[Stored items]
---+---

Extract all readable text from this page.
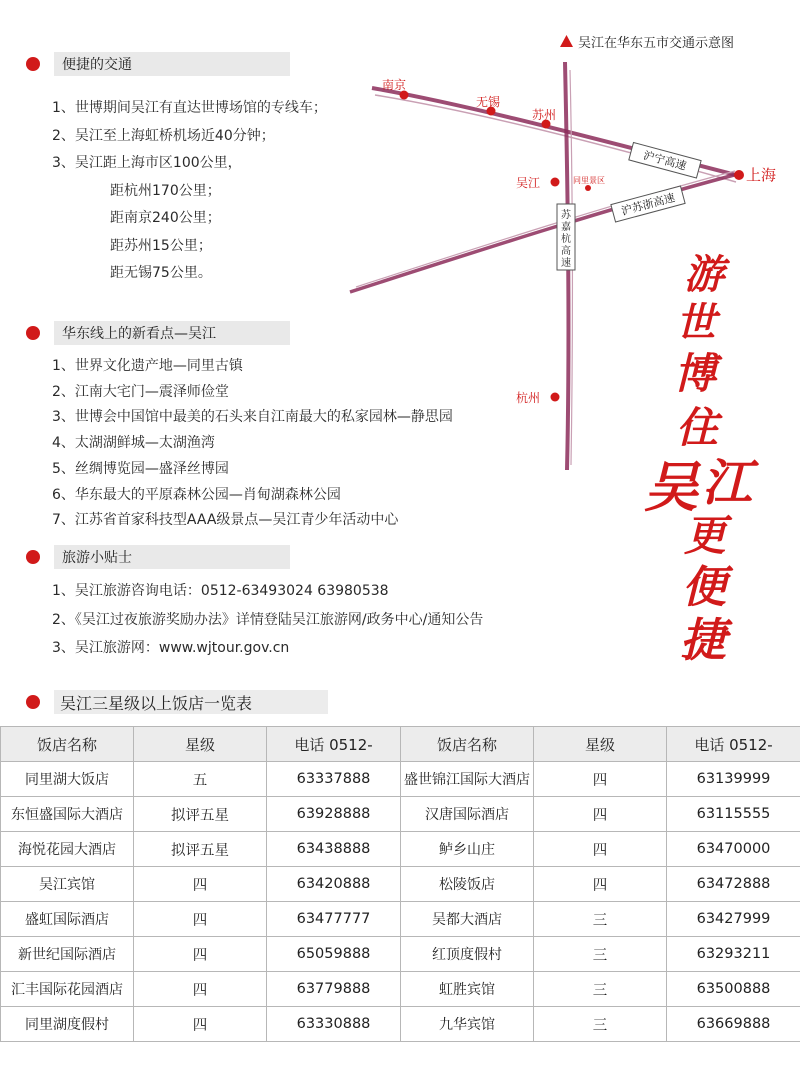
便捷的交通
1、世博期间吴江有直达世博场馆的专线车；
2、吴江至上海虹桥机场近40分钟；
3、吴江距上海市区100公里，
距杭州170公里；
距南京240公里；
距苏州15公里；
距无锡75公里。
华东线上的新看点—吴江
1、世界文化遗产地—同里古镇
2、江南大宅门—震泽师俭堂
3、世博会中国馆中最美的石头来自江南最大的私家园林—静思园
4、太湖湖鲜城—太湖渔湾
5、丝绸博览园—盛泽丝博园
6、华东最大的平原森林公园—肖甸湖森林公园
7、江苏省首家科技型AAA级景点—吴江青少年活动中心
旅游小贴士
1、吴江旅游咨询电话：0512-63493024 63980538
2、《吴江过夜旅游奖励办法》详情登陆吴江旅游网/政务中心/通知公告
3、吴江旅游网：www.wjtour.gov.cn
吴江在华东五市交通示意图
沪宁高速
沪苏浙高速
苏
嘉
杭
高
速
南京
无锡
苏州
吴江	同里景区	上海
杭州
游
世
博
住
吴 江
更
便
捷
吴江三星级以上饭店一览表
饭店名称	星级	电话 0512-	饭店名称	星级	电话 0512-
同里湖大饭店	五	63337888	盛世锦江国际大酒店	四	63139999
东恒盛国际大酒店	拟评五星	63928888	汉唐国际酒店	四	63115555
海悦花园大酒店	拟评五星	63438888	鲈乡山庄	四	63470000
吴江宾馆	四	63420888	松陵饭店	四	63472888
盛虹国际酒店	四	63477777	吴都大酒店	三	63427999
新世纪国际酒店	四	65059888	红顶度假村	三	63293211
汇丰国际花园酒店	四	63779888	虹胜宾馆	三	63500888
同里湖度假村	四	63330888	九华宾馆	三	63669888
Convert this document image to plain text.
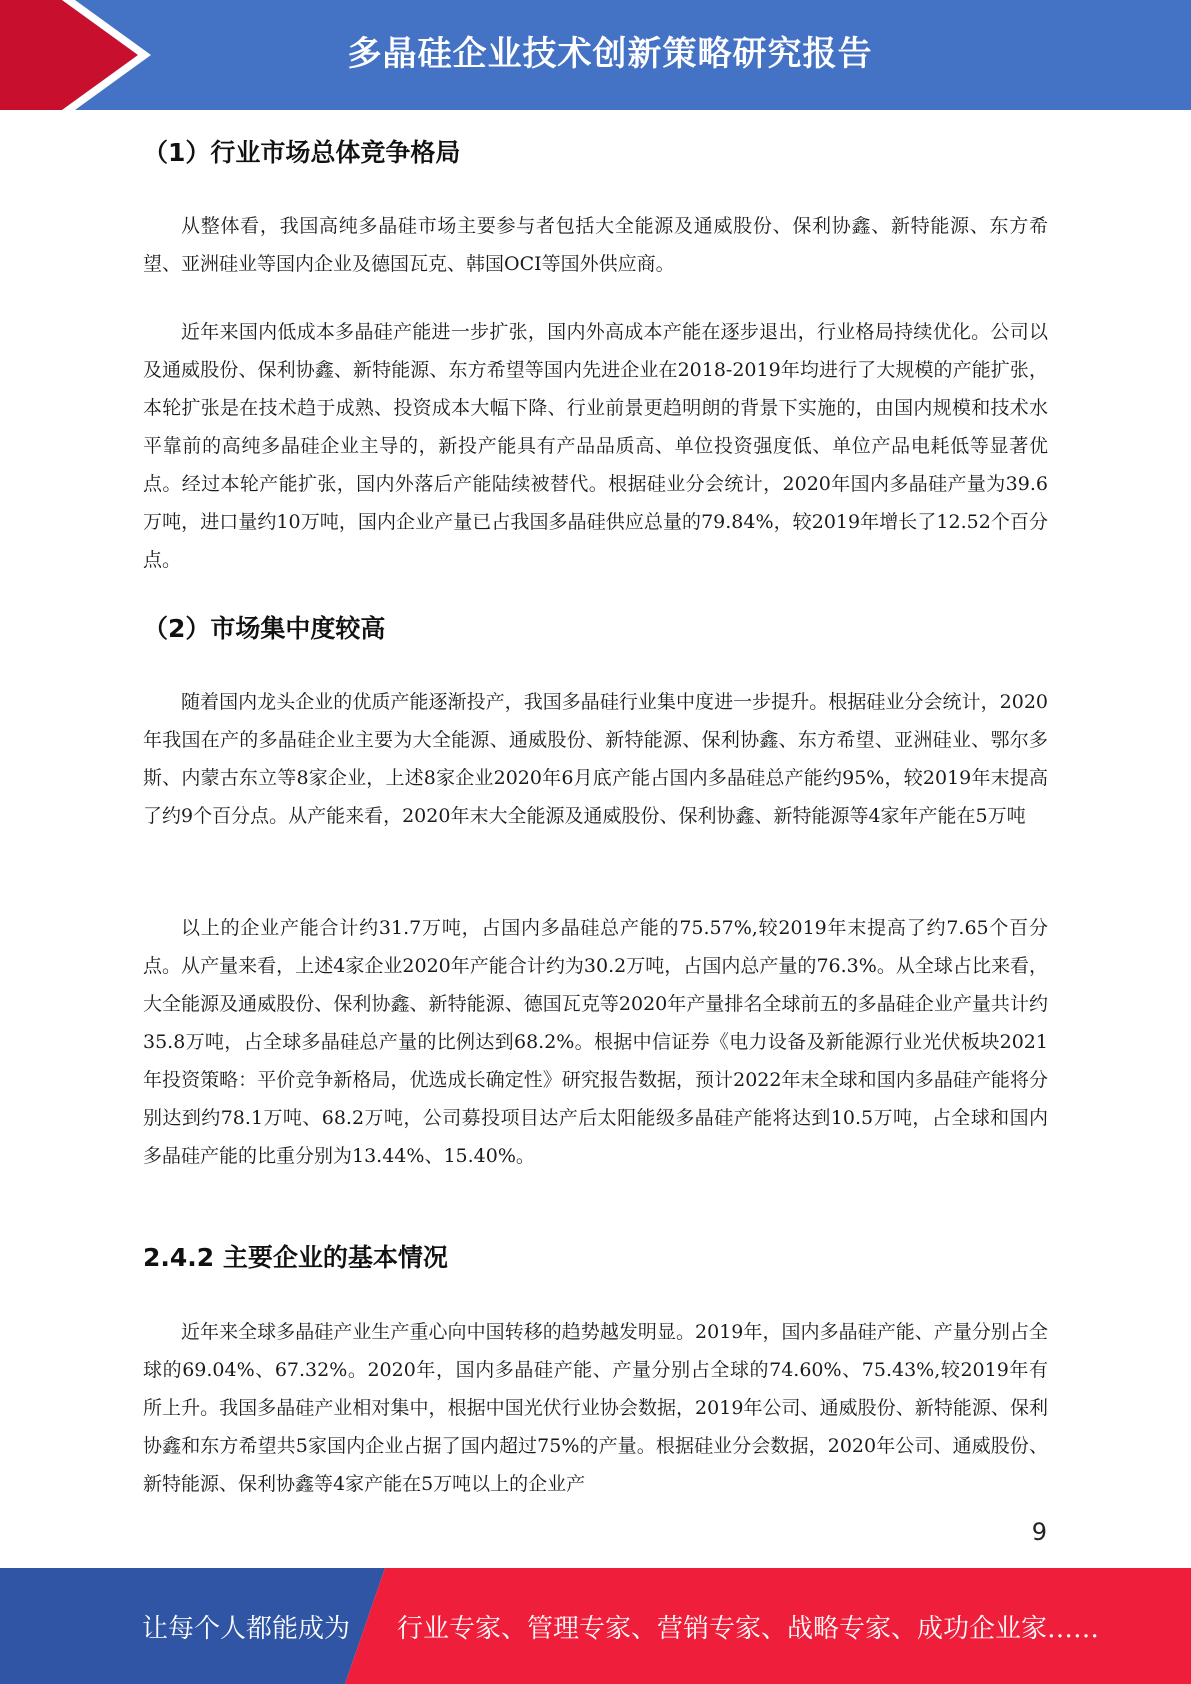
多晶硅企业技术创新策略研究报告
（1）行业市场总体竞争格局

从整体看，我国高纯多晶硅市场主要参与者包括大全能源及通威股份、保利协鑫、新特能源、东方希望、亚洲硅业等国内企业及德国瓦克、韩国OCI等国外供应商。

近年来国内低成本多晶硅产能进一步扩张，国内外高成本产能在逐步退出，行业格局持续优化。公司以及通威股份、保利协鑫、新特能源、东方希望等国内先进企业在2018-2019年均进行了大规模的产能扩张，本轮扩张是在技术趋于成熟、投资成本大幅下降、行业前景更趋明朗的背景下实施的，由国内规模和技术水平靠前的高纯多晶硅企业主导的，新投产能具有产品品质高、单位投资强度低、单位产品电耗低等显著优点。经过本轮产能扩张，国内外落后产能陆续被替代。根据硅业分会统计，2020年国内多晶硅产量为39.6万吨，进口量约10万吨，国内企业产量已占我国多晶硅供应总量的79.84%，较2019年增长了12.52个百分点。

（2）市场集中度较高

随着国内龙头企业的优质产能逐渐投产，我国多晶硅行业集中度进一步提升。根据硅业分会统计，2020年我国在产的多晶硅企业主要为大全能源、通威股份、新特能源、保利协鑫、东方希望、亚洲硅业、鄂尔多斯、内蒙古东立等8家企业，上述8家企业2020年6月底产能占国内多晶硅总产能约95%，较2019年末提高了约9个百分点。从产能来看，2020年末大全能源及通威股份、保利协鑫、新特能源等4家年产能在5万吨

以上的企业产能合计约31.7万吨，占国内多晶硅总产能的75.57%,较2019年末提高了约7.65个百分点。从产量来看，上述4家企业2020年产能合计约为30.2万吨，占国内总产量的76.3%。从全球占比来看，大全能源及通威股份、保利协鑫、新特能源、德国瓦克等2020年产量排名全球前五的多晶硅企业产量共计约35.8万吨，占全球多晶硅总产量的比例达到68.2%。根据中信证券《电力设备及新能源行业光伏板块2021年投资策略：平价竞争新格局，优选成长确定性》研究报告数据，预计2022年末全球和国内多晶硅产能将分别达到约78.1万吨、68.2万吨，公司募投项目达产后太阳能级多晶硅产能将达到10.5万吨，占全球和国内多晶硅产能的比重分别为13.44%、15.40%。

2.4.2 主要企业的基本情况

近年来全球多晶硅产业生产重心向中国转移的趋势越发明显。2019年，国内多晶硅产能、产量分别占全球的69.04%、67.32%。2020年，国内多晶硅产能、产量分别占全球的74.60%、75.43%,较2019年有所上升。我国多晶硅产业相对集中，根据中国光伏行业协会数据，2019年公司、通威股份、新特能源、保利协鑫和东方希望共5家国内企业占据了国内超过75%的产量。根据硅业分会数据，2020年公司、通威股份、新特能源、保利协鑫等4家产能在5万吨以上的企业产

9
让每个人都能成为 行业专家、管理专家、营销专家、战略专家、成功企业家……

---+---

* [Required work]: Read the entries and pick out all lines that include the word "text".

* [Solution]:
Extract all readable text from this page.
Convert this document image to plain text.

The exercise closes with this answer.